◆ INSTRUCTION: Pick out each line below containing "JSON".

◆ EXTRACTED RECORDS:

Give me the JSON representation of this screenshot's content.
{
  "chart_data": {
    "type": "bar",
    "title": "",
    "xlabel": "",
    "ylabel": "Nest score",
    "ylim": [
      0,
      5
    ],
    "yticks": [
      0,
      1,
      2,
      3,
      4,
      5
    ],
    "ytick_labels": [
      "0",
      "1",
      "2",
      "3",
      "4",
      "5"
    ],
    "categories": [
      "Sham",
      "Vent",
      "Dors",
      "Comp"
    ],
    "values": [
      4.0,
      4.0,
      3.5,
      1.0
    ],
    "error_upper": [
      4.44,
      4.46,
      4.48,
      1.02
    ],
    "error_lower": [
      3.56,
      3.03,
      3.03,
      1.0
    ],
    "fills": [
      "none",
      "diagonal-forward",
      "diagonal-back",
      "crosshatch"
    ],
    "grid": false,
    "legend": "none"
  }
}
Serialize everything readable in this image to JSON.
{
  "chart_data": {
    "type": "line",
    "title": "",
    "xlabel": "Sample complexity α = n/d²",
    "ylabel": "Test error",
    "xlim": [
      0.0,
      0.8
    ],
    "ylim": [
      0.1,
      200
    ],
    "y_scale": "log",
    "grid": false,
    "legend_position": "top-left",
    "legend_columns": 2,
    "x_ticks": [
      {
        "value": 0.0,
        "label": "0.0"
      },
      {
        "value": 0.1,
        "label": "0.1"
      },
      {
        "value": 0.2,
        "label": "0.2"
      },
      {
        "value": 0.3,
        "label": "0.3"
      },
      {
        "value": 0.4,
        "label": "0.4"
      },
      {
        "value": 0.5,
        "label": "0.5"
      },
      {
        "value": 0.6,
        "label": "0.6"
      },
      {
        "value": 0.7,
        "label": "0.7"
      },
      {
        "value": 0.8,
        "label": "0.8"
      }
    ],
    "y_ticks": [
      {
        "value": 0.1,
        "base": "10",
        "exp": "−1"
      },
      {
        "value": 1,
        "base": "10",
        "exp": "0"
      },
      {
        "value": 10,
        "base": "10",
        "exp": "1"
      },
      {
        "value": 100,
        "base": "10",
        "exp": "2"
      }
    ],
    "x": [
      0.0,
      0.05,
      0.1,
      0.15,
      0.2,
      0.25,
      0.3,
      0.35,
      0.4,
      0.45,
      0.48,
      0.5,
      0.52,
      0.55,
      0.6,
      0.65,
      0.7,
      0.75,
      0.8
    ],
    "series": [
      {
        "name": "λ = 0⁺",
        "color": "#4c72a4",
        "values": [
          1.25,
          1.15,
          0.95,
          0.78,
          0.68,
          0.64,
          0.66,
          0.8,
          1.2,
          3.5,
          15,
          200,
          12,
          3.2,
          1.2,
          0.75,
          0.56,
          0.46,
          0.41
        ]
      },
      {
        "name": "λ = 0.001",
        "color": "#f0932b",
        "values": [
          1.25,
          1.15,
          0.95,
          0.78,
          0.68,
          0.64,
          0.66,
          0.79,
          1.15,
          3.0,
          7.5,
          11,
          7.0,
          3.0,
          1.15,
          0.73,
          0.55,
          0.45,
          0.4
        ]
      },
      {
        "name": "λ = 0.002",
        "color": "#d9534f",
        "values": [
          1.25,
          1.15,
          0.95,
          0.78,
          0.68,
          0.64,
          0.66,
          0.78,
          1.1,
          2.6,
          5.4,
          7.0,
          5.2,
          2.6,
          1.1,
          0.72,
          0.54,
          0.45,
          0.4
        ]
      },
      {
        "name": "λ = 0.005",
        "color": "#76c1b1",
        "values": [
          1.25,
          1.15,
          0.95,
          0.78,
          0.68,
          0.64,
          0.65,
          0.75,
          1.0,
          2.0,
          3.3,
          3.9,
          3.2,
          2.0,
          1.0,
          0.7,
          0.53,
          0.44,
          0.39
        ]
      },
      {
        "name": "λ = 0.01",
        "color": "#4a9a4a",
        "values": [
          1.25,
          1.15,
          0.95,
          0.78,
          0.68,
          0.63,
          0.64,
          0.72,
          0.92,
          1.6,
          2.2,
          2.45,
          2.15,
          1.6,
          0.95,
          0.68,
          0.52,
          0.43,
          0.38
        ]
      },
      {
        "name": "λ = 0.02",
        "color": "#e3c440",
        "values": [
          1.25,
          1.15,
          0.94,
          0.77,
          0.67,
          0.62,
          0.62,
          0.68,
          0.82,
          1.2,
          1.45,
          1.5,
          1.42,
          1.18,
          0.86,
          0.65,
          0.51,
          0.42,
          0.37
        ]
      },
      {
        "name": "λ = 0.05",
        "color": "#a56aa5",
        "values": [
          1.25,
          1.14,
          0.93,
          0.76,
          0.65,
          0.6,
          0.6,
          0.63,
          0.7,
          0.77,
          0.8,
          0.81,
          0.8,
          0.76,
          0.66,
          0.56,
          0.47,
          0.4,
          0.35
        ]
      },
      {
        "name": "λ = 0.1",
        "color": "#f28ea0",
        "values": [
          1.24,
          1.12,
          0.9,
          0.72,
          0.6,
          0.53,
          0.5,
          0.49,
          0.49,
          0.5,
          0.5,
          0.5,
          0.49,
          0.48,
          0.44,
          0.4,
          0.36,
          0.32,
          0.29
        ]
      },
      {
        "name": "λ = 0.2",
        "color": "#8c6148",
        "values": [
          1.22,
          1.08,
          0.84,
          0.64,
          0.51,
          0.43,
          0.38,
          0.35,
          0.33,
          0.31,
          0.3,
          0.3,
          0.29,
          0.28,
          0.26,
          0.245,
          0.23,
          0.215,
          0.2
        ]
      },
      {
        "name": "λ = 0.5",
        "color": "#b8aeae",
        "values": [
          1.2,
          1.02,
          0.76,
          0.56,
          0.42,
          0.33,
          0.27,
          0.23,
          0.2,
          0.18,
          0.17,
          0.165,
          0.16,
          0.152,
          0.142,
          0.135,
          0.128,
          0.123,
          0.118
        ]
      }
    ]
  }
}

◆ REPLY TO THE TASK:
Give me the JSON representation of this screenshot's content.
Serialize everything readable in this image to JSON.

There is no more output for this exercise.